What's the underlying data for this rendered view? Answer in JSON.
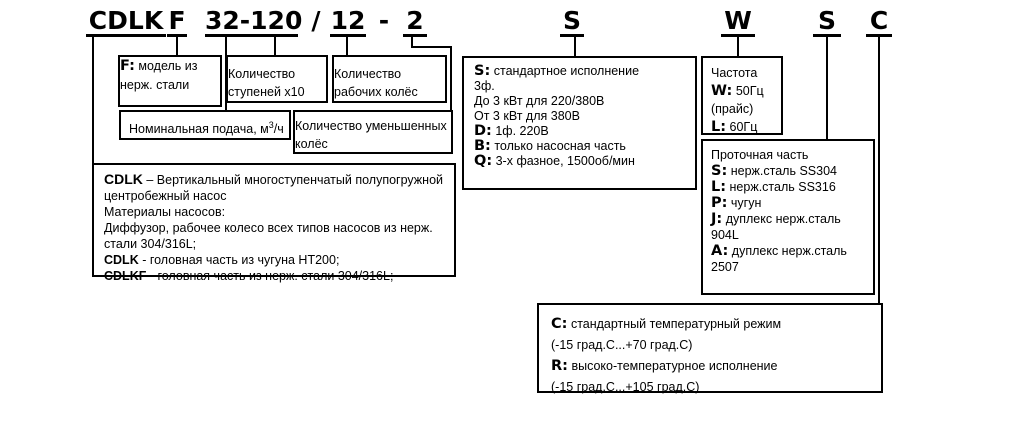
{
  "title": {
    "cdlk": "CDLK",
    "f": "F",
    "flow_stages": "32-120",
    "slash": "/",
    "impellers": "12",
    "dash": "-",
    "reduced": "2",
    "execution": "S",
    "frequency": "W",
    "flow_part": "S",
    "temperature": "C"
  },
  "f_box": {
    "prefix": "F:",
    "text": "модель из нерж. стали"
  },
  "stages_box": {
    "text": "Количество ступеней x10"
  },
  "impellers_box": {
    "text": "Количество рабочих колёс"
  },
  "flow_box": {
    "text": "Номинальная подача, м",
    "sup": "3",
    "unit": "/ч"
  },
  "reduced_box": {
    "text": "Количество уменьшенных колёс"
  },
  "description_box": {
    "heading_bold": "CDLK",
    "heading_rest": " – Вертикальный многоступенчатый полупогружной центробежный насос",
    "line2": "Материалы насосов:",
    "line3": "Диффузор, рабочее колесо всех типов насосов из нерж. стали 304/316L;",
    "line4_bold": "CDLK",
    "line4_rest": " - головная часть из чугуна HT200;",
    "line5_bold": "CDLKF",
    "line5_rest": " - головная часть из нерж. стали 304/316L;"
  },
  "execution_box": {
    "s_prefix": "S:",
    "s_text": "стандартное исполнение",
    "s_sub1": "3ф.",
    "s_sub2": "До 3 кВт для 220/380В",
    "s_sub3": "От 3 кВт для 380В",
    "d_prefix": "D:",
    "d_text": "1ф. 220В",
    "b_prefix": "B:",
    "b_text": "только насосная часть",
    "q_prefix": "Q:",
    "q_text": "3-х фазное, 1500об/мин"
  },
  "frequency_box": {
    "title": "Частота",
    "w_prefix": "W:",
    "w_text": "50Гц",
    "note": "(прайс)",
    "l_prefix": "L:",
    "l_text": "60Гц"
  },
  "flow_part_box": {
    "title": "Проточная часть",
    "s_prefix": "S:",
    "s_text": "нерж.сталь SS304",
    "l_prefix": "L:",
    "l_text": "нерж.сталь SS316",
    "p_prefix": "P:",
    "p_text": "чугун",
    "j_prefix": "J:",
    "j_text": "дуплекс нерж.сталь 904L",
    "a_prefix": "A:",
    "a_text": "дуплекс нерж.сталь 2507"
  },
  "temperature_box": {
    "c_prefix": "C:",
    "c_text": "стандартный температурный режим",
    "c_range": "(-15 град.С...+70 град.С)",
    "r_prefix": "R:",
    "r_text": "высоко-температурное исполнение",
    "r_range": "(-15 град.С...+105 град.С)"
  }
}
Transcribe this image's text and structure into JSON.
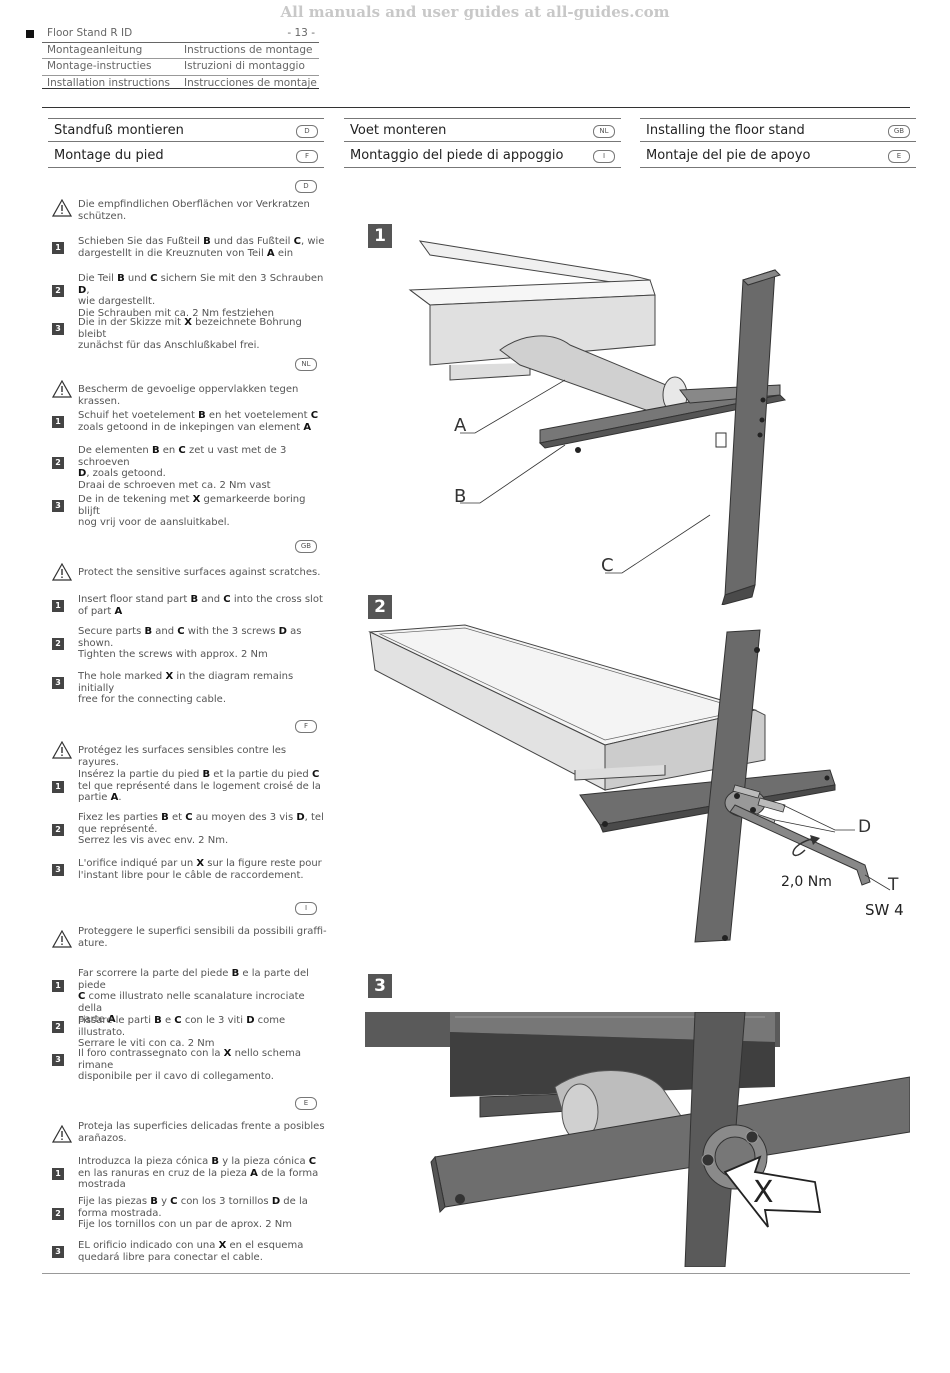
{
  "watermark": "All manuals and user guides at all-guides.com",
  "header": {
    "product": "Floor Stand R ID",
    "page": "- 13 -",
    "rows": [
      [
        "Montageanleitung",
        "Instructions de montage"
      ],
      [
        "Montage-instructies",
        "Istruzioni di montaggio"
      ],
      [
        "Installation instructions",
        "Instrucciones de montaje"
      ]
    ]
  },
  "titles": [
    {
      "text": "Standfuß montieren",
      "badge": "D"
    },
    {
      "text": "Voet monteren",
      "badge": "NL"
    },
    {
      "text": "Installing the floor stand",
      "badge": "GB"
    },
    {
      "text": "Montage du pied",
      "badge": "F"
    },
    {
      "text": "Montaggio del piede di appoggio",
      "badge": "I"
    },
    {
      "text": "Montaje del pie de apoyo",
      "badge": "E"
    }
  ],
  "sections": [
    {
      "lang": "D",
      "warning": "Die empfindlichen Oberflächen vor Verkratzen\nschützen.",
      "steps": [
        "Schieben Sie das Fußteil B und das Fußteil C, wie\ndargestellt in die Kreuznuten von Teil A ein",
        "Die Teil B und C sichern Sie mit den 3 Schrauben D,\nwie dargestellt.\nDie Schrauben mit ca. 2 Nm festziehen",
        "Die in der Skizze mit X bezeichnete Bohrung bleibt\nzunächst für das Anschlußkabel frei."
      ]
    },
    {
      "lang": "NL",
      "warning": "Bescherm de gevoelige oppervlakken tegen krassen.",
      "steps": [
        "Schuif het voetelement B en het voetelement C\nzoals getoond in de inkepingen van element A",
        "De elementen B en C zet u vast met de 3 schroeven\nD, zoals getoond.\nDraai de schroeven met ca. 2 Nm vast",
        "De in de tekening met X gemarkeerde boring blijft\nnog vrij voor de aansluitkabel."
      ]
    },
    {
      "lang": "GB",
      "warning": "Protect the sensitive surfaces against scratches.",
      "steps": [
        "Insert floor stand part B and C into the cross slot\nof part A",
        "Secure parts B and C with the 3 screws D as\nshown.\nTighten the screws with approx. 2 Nm",
        "The hole marked X in the diagram remains initially\nfree for the connecting cable."
      ]
    },
    {
      "lang": "F",
      "warning": "Protégez les surfaces sensibles contre les rayures.",
      "steps": [
        "Insérez la partie du pied B et la partie du pied C\ntel que représenté dans le logement croisé de la\npartie A.",
        "Fixez les parties B et C au moyen des 3 vis D, tel\nque représenté.\nSerrez les vis avec env. 2 Nm.",
        "L'orifice indiqué par un X sur la figure reste pour\nl'instant libre pour le câble de raccordement."
      ]
    },
    {
      "lang": "I",
      "warning": "Proteggere le superfici sensibili da possibili graffi-\nature.",
      "steps": [
        "Far scorrere la parte del piede B e la parte del piede\nC come illustrato nelle scanalature incrociate della\nparte A",
        "Fissare le parti B e C con le 3 viti D come illustrato.\nSerrare le viti con ca. 2 Nm",
        "Il foro contrassegnato con la X nello schema rimane\ndisponibile per il cavo di collegamento."
      ]
    },
    {
      "lang": "E",
      "warning": "Proteja las superficies delicadas frente a posibles\narañazos.",
      "steps": [
        "Introduzca la pieza cónica B y la pieza cónica C\nen las ranuras en cruz de la pieza A de la forma\nmostrada",
        "Fije las piezas B y C con los 3 tornillos D de la\nforma mostrada.\nFije los tornillos con un par de aprox. 2 Nm",
        "EL orificio indicado con una X en el esquema\nquedará libre para conectar el cable."
      ]
    }
  ],
  "figures": {
    "fig1": {
      "num": "1",
      "labels": {
        "a": "A",
        "b": "B",
        "c": "C"
      }
    },
    "fig2": {
      "num": "2",
      "labels": {
        "d": "D",
        "t": "T",
        "torque": "2,0 Nm",
        "sw": "SW 4"
      }
    },
    "fig3": {
      "num": "3",
      "labels": {
        "x": "X"
      }
    }
  },
  "step_numbers": [
    "1",
    "2",
    "3"
  ]
}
+++
▶ **What to do**
Leave out the pictures and copy every record above exactly.

▶ **Answer for the task**
What's the underlying data for this rendered view? Answer in JSON.
{
  "title": {
    "cdlk": "CDLK",
    "f": "F",
    "flow_stages": "32-120",
    "slash": "/",
    "impellers": "12",
    "dash": "-",
    "reduced": "2",
    "execution": "S",
    "frequency": "W",
    "flow_part": "S",
    "temperature": "C"
  },
  "f_box": {
    "prefix": "F:",
    "text": "модель из нерж. стали"
  },
  "stages_box": {
    "text": "Количество ступеней x10"
  },
  "impellers_box": {
    "text": "Количество рабочих колёс"
  },
  "flow_box": {
    "text": "Номинальная подача, м",
    "sup": "3",
    "unit": "/ч"
  },
  "reduced_box": {
    "text": "Количество уменьшенных колёс"
  },
  "description_box": {
    "heading_bold": "CDLK",
    "heading_rest": " – Вертикальный многоступенчатый полупогружной центробежный насос",
    "line2": "Материалы насосов:",
    "line3": "Диффузор, рабочее колесо всех типов насосов из нерж. стали 304/316L;",
    "line4_bold": "CDLK",
    "line4_rest": " - головная часть из чугуна HT200;",
    "line5_bold": "CDLKF",
    "line5_rest": " - головная часть из нерж. стали 304/316L;"
  },
  "execution_box": {
    "s_prefix": "S:",
    "s_text": "стандартное исполнение",
    "s_sub1": "3ф.",
    "s_sub2": "До 3 кВт для 220/380В",
    "s_sub3": "От 3 кВт для 380В",
    "d_prefix": "D:",
    "d_text": "1ф. 220В",
    "b_prefix": "B:",
    "b_text": "только насосная часть",
    "q_prefix": "Q:",
    "q_text": "3-х фазное, 1500об/мин"
  },
  "frequency_box": {
    "title": "Частота",
    "w_prefix": "W:",
    "w_text": "50Гц",
    "note": "(прайс)",
    "l_prefix": "L:",
    "l_text": "60Гц"
  },
  "flow_part_box": {
    "title": "Проточная часть",
    "s_prefix": "S:",
    "s_text": "нерж.сталь SS304",
    "l_prefix": "L:",
    "l_text": "нерж.сталь SS316",
    "p_prefix": "P:",
    "p_text": "чугун",
    "j_prefix": "J:",
    "j_text": "дуплекс нерж.сталь 904L",
    "a_prefix": "A:",
    "a_text": "дуплекс нерж.сталь 2507"
  },
  "temperature_box": {
    "c_prefix": "C:",
    "c_text": "стандартный температурный режим",
    "c_range": "(-15 град.С...+70 град.С)",
    "r_prefix": "R:",
    "r_text": "высоко-температурное исполнение",
    "r_range": "(-15 град.С...+105 град.С)"
  }
}
Transcribe this image's text and structure into JSON.
{
  "watermark": "All manuals and user guides at all-guides.com",
  "header": {
    "product": "Floor Stand R ID",
    "page": "- 13 -",
    "rows": [
      [
        "Montageanleitung",
        "Instructions de montage"
      ],
      [
        "Montage-instructies",
        "Istruzioni di montaggio"
      ],
      [
        "Installation instructions",
        "Instrucciones de montaje"
      ]
    ]
  },
  "titles": [
    {
      "text": "Standfuß montieren",
      "badge": "D"
    },
    {
      "text": "Voet monteren",
      "badge": "NL"
    },
    {
      "text": "Installing the floor stand",
      "badge": "GB"
    },
    {
      "text": "Montage du pied",
      "badge": "F"
    },
    {
      "text": "Montaggio del piede di appoggio",
      "badge": "I"
    },
    {
      "text": "Montaje del pie de apoyo",
      "badge": "E"
    }
  ],
  "sections": [
    {
      "lang": "D",
      "warning": "Die empfindlichen Oberflächen vor Verkratzen\nschützen.",
      "steps": [
        "Schieben Sie das Fußteil B und das Fußteil C, wie\ndargestellt in die Kreuznuten von Teil A ein",
        "Die Teil B und C sichern Sie mit den 3 Schrauben D,\nwie dargestellt.\nDie Schrauben mit ca. 2 Nm festziehen",
        "Die in der Skizze mit X bezeichnete Bohrung bleibt\nzunächst für das Anschlußkabel frei."
      ]
    },
    {
      "lang": "NL",
      "warning": "Bescherm de gevoelige oppervlakken tegen krassen.",
      "steps": [
        "Schuif het voetelement B en het voetelement C\nzoals getoond in de inkepingen van element A",
        "De elementen B en C zet u vast met de 3 schroeven\nD, zoals getoond.\nDraai de schroeven met ca. 2 Nm vast",
        "De in de tekening met X gemarkeerde boring blijft\nnog vrij voor de aansluitkabel."
      ]
    },
    {
      "lang": "GB",
      "warning": "Protect the sensitive surfaces against scratches.",
      "steps": [
        "Insert floor stand part B and C into the cross slot\nof part A",
        "Secure parts B and C with the 3 screws D as\nshown.\nTighten the screws with approx. 2 Nm",
        "The hole marked X in the diagram remains initially\nfree for the connecting cable."
      ]
    },
    {
      "lang": "F",
      "warning": "Protégez les surfaces sensibles contre les rayures.",
      "steps": [
        "Insérez la partie du pied B et la partie du pied C\ntel que représenté dans le logement croisé de la\npartie A.",
        "Fixez les parties B et C au moyen des 3 vis D, tel\nque représenté.\nSerrez les vis avec env. 2 Nm.",
        "L'orifice indiqué par un X sur la figure reste pour\nl'instant libre pour le câble de raccordement."
      ]
    },
    {
      "lang": "I",
      "warning": "Proteggere le superfici sensibili da possibili graffi-\nature.",
      "steps": [
        "Far scorrere la parte del piede B e la parte del piede\nC come illustrato nelle scanalature incrociate della\nparte A",
        "Fissare le parti B e C con le 3 viti D come illustrato.\nSerrare le viti con ca. 2 Nm",
        "Il foro contrassegnato con la X nello schema rimane\ndisponibile per il cavo di collegamento."
      ]
    },
    {
      "lang": "E",
      "warning": "Proteja las superficies delicadas frente a posibles\narañazos.",
      "steps": [
        "Introduzca la pieza cónica B y la pieza cónica C\nen las ranuras en cruz de la pieza A de la forma\nmostrada",
        "Fije las piezas B y C con los 3 tornillos D de la\nforma mostrada.\nFije los tornillos con un par de aprox. 2 Nm",
        "EL orificio indicado con una X en el esquema\nquedará libre para conectar el cable."
      ]
    }
  ],
  "figures": {
    "fig1": {
      "num": "1",
      "labels": {
        "a": "A",
        "b": "B",
        "c": "C"
      }
    },
    "fig2": {
      "num": "2",
      "labels": {
        "d": "D",
        "t": "T",
        "torque": "2,0 Nm",
        "sw": "SW 4"
      }
    },
    "fig3": {
      "num": "3",
      "labels": {
        "x": "X"
      }
    }
  },
  "step_numbers": [
    "1",
    "2",
    "3"
  ]
}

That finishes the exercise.